> Text segment:
=-=-=

# Grooming regiment?



## Jcheng (Apr 1, 2013)

I've heard many things about the variety of tools used for grooming while browsing around from Furminators and pin brushes to Kong Zoom Grooms. With so many options available, it becomes pretty confusing which tools are used when. The basic question is - is there a certain order of brushes or grooming regiment each of you guys use to keep the coat in good shape (or the shedding in check?) How often do you brush and bathe your shepherds?


----------



## Mary Beth (Apr 17, 2010)

I brush my Sting daily. First I use a small rubber curry comb, work gently in circles, to massage the skin and work out the loose hair. Then I use a small rake - go against the grain of the coat that helps remove the loose hair especially when he is shedding, then last I use a soft bristled brush and gently brush in the direction the coat grows. I don't bathe him - he has never gotten dirty enough for one.


----------



## onyx'girl (May 18, 2007)

I use an undercoat rake and then a bristle brush or slicker brust to finish up. I will be 'raking' them every day right now because my dogs are beginning to blow the Winter coats. Baths are seldom and only when necessary. To get out the dust or mud, not just a routine bathtime. 
I feed raw, supplement with oils and my dogs skin/coats are fairly healthy. 
But I notice itchy behaviors in the late Fall and early Spring because of the change in temps/length of daylight hours. I run a humidifier all Winter which helps tremendously.


----------



## Shaolin (Jun 16, 2012)

I use a curry brush and a regular brush once every other day. I found this amazing (to me) tool called a De-Shedder on Saturday and it has been a life saver. Finn has started blowing his coat and it was obscene. Twenty minutes with the de-shedder and you would think he was not shedding at all.

Finn gets a bath once every three months or so, but now that we're hitting rainy season, it may rise up to once a month depending on how muddy he gets.


----------



## Mooch (May 23, 2012)

Both of mine a long stock coats so rubber curry combs/zoom grooms do nothing  And a fulminator or coat king ruins their coat in a few minutes so I won't use either! 
I have a Mars coat king, when they are really shedding I have used it on their thighs but never on the top coat, it cuts too much hair.

I generally start with a quick brush over with a pin brush, then a really good going over with an undercoat rake (they are the best).

=-=-=

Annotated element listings
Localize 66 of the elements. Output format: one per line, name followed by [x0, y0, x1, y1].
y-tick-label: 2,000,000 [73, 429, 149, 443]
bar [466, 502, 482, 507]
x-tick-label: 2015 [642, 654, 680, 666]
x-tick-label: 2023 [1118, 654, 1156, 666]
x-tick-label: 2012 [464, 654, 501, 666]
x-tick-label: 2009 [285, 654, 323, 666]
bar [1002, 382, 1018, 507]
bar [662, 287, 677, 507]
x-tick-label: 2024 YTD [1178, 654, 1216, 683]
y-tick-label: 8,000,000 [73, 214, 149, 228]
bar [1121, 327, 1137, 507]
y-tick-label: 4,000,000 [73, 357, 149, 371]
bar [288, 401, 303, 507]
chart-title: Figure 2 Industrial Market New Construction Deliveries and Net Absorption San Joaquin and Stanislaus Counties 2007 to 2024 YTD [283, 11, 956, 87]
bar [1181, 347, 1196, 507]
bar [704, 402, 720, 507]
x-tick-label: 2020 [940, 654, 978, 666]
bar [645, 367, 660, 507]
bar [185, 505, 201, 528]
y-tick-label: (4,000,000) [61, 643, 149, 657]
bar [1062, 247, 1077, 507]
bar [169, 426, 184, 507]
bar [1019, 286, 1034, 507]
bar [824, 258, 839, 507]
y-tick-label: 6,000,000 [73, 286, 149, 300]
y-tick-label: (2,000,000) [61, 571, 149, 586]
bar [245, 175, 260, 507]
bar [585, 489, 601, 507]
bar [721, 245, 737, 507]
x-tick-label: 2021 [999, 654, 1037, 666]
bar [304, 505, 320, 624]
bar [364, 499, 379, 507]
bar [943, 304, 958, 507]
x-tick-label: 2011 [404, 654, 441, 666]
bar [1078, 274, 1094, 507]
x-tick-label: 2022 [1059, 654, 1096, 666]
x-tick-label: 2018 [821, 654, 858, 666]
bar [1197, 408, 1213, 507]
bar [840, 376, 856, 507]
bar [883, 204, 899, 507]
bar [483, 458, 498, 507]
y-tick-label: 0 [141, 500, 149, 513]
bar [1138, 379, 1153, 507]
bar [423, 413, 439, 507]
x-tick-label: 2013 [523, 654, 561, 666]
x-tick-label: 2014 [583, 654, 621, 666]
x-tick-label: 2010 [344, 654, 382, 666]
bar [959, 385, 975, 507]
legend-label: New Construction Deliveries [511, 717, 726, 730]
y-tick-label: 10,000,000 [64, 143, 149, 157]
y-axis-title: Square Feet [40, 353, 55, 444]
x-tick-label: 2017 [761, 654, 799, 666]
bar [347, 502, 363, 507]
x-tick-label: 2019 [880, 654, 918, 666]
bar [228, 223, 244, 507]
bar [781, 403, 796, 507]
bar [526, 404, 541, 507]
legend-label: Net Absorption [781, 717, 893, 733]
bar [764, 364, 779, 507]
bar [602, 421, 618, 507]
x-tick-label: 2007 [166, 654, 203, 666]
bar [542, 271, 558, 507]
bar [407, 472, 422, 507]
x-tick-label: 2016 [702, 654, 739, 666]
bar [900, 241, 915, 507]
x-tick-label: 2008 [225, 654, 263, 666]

=-=-=

> Objective A: In the grooming thread, what does onyx'girl run all winter to help with the dogs' itchiness?
> Objective B: Write the next part of the grooming thread, picking up after the last sentence shown.
These lines play no role in this work.

> Expected answer A: A humidifier.

> Expected answer B:
After that if I do a more thorough grooming I'll blow them out with the HV dryer  That gets all the dust and loose hair out rally well, then go over with a slicker brush and I comb their ear floofies with a finishing comb 
If the pantaloons are a bit rough and ready I ave a coat spray to help them brush out easier without pulling (they don't really like their butt hair brushed LOL )

While they are blowing coat I brush every day, even if it's just pin brush and undercoat rake. 
otherwise I brush them around once a week and use the HV dryer for a bow out to keep them a bit "fresher".
I own a Hydrobath so they get washed every 2 or 3 month or if they get a bit smelly or their coats are dull from lots of swimming in muddy water


----------



## MichaelE (Dec 15, 2012)

I've used a slicker brush for the last 30 years of GSD's and they've all turned out looking great.

You don't need a salon's worth of hair or fur care products to have a great looking dog.

That probably goes for humans too, but we're so taken in by the advertising that most will spend hundreds a year for the 'best looking' hair.

Maybe they just need a slicker brush ran through their hair every now and then.


----------



## Jcheng (Apr 1, 2013)

Wow! So many responses and different methods for grooming. 

Can you get away with only a couple of brushes or are a wider variety of tools necessary for all the shepherd parts? ( and shepherds never need stripping or clipping, right?)


----------



## DCluver33 (May 27, 2010)

I use the furminator on Dodger (stock coat) followed up by a comb to make sure it goes through like butter ( meaning all undercoat is gone). on my coaties and plushies at work I usually use a slicker brush followed up by a comb making sure, again, it goes through like butter.


----------



## Mooch (May 23, 2012)

Jcheng said:


> Can you get away with only a couple of brushes or are a wider variety of tools necessary for all the shepherd parts? ( and shepherds never need stripping or clipping, right?)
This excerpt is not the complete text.